▶ _SOURCE EXTRACT_

--- START ---

But now let us turn to the other case, in which the long-period supply price for the increased output fell so far that the demand price remained above it. In that case undertakers, looking forward to the life of a firm started in that trade, considering its chances of prosperity and decay, discounting its future outlays and its future incomings, would conclude that the latter showed a good balance over the former. Capital and labour would stream rapidly into the trade; and the production might perhaps be increased tenfold before the fall in the demand price became as great as the fall in the long-period supply price, and a position of stable equilibrium had been found.


For indeed, though in the account of the oscillations of demand and supply about a position of stable equilibrium, which was given in the third chapter, it was tacitly implied, as is commonly done, that there could be only one position of stable equilibrium in a market: yet in fact under certain conceivable, though rare, conditions there can be two or more positions of real equilibrium of demand and supply, any one of which is equally consistent with the general circumstances of the market, and any one of which if once reached would be stable, until some great disturbance occurred*78.


§ 3. It must however be admitted that this theory is out of touch with real conditions of life, in so far as it assumes that, if the normal production of a commodity increases and afterwards again diminishes to its old amount, the demand price and the supply price will return to their old positions for that amount*79.


Whether a commodity conforms to the law of diminishing or increasing return, the increase in consumption arising from a fall in price is gradual*80: and, further, habits which have once grown up around the use of a commodity while its price is low, are not quickly abandoned when its price rises again. If therefore after the supply has gradually increased, some of the sources from which it is derived should be closed, or any other cause should occur to make the commodity scarce, many consumers will be reluctant to depart from their wonted ways. For instance, the price of cotton during the American war was higher than it would have been if the previous low price had not brought cotton into common use to meet wants, many of which had been created by the low price. Thus then the list of demand prices which holds for the forward movement of the production of a commodity will seldom hold for the return movement, but will in general require to be raised*81.


Again, the list of supply prices may have fairly represented the actual fall in the supply price of the thing that takes place when the supply is being increased; but if the demand should fall off, or if for any other reason, the supply should have to be diminished, the supply price would not move back by the course by which it had come, but would take a lower course. The list of supply prices which had held for the forward movement would not hold for the backward movement, but would have to be replaced by a lower schedule. This is true whether the production of the commodity obeys the law of diminishing or increasing return; but it is of special importance in the latter case, because the fact that the production does obey this law, proves that its increase leads to great improvements in organization.

--- END ---

▶ _PROVIDED MATERIAL_

--- START ---

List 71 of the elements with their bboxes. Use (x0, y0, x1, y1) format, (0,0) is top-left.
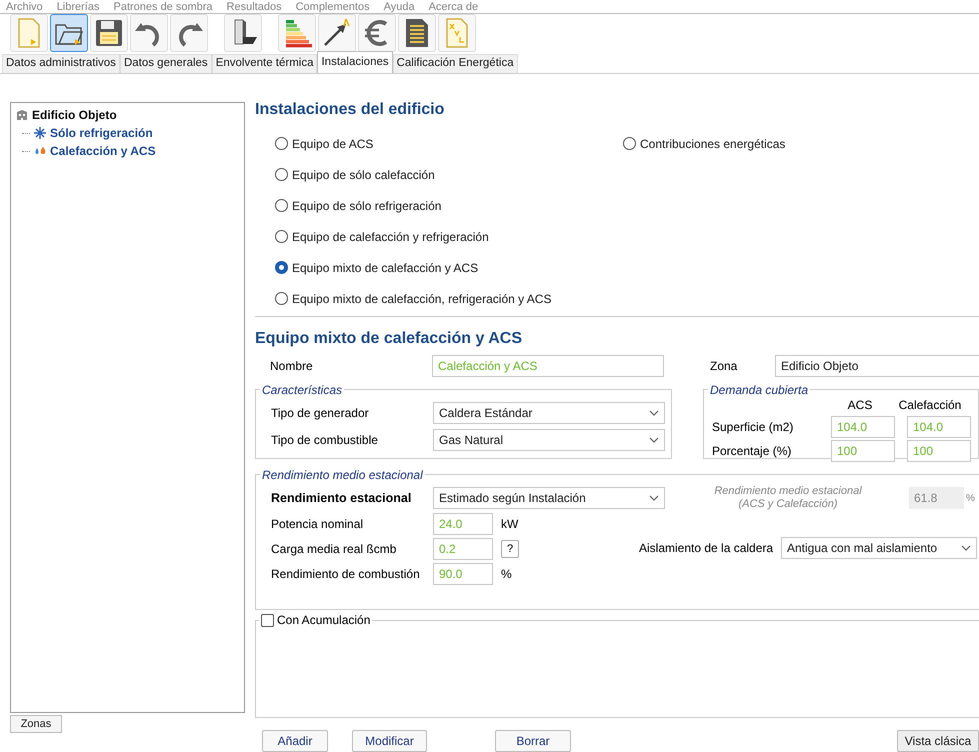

--- END ---

▶ _AIM OF THE TASK_
Please answer these from the passage on demand and supply prices:
(a) When the demand price stays above the long-period supply price, by how much might production perhaps be increased before stable equilibrium is found?
(b) Which commodity's price during the American war is used as an example?
(c) What must replace the list of supply prices that held for the forward movement when production moves backward?

▶ _FINISHED TASK_
(a) Tenfold.
(b) Cotton.
(c) A lower schedule.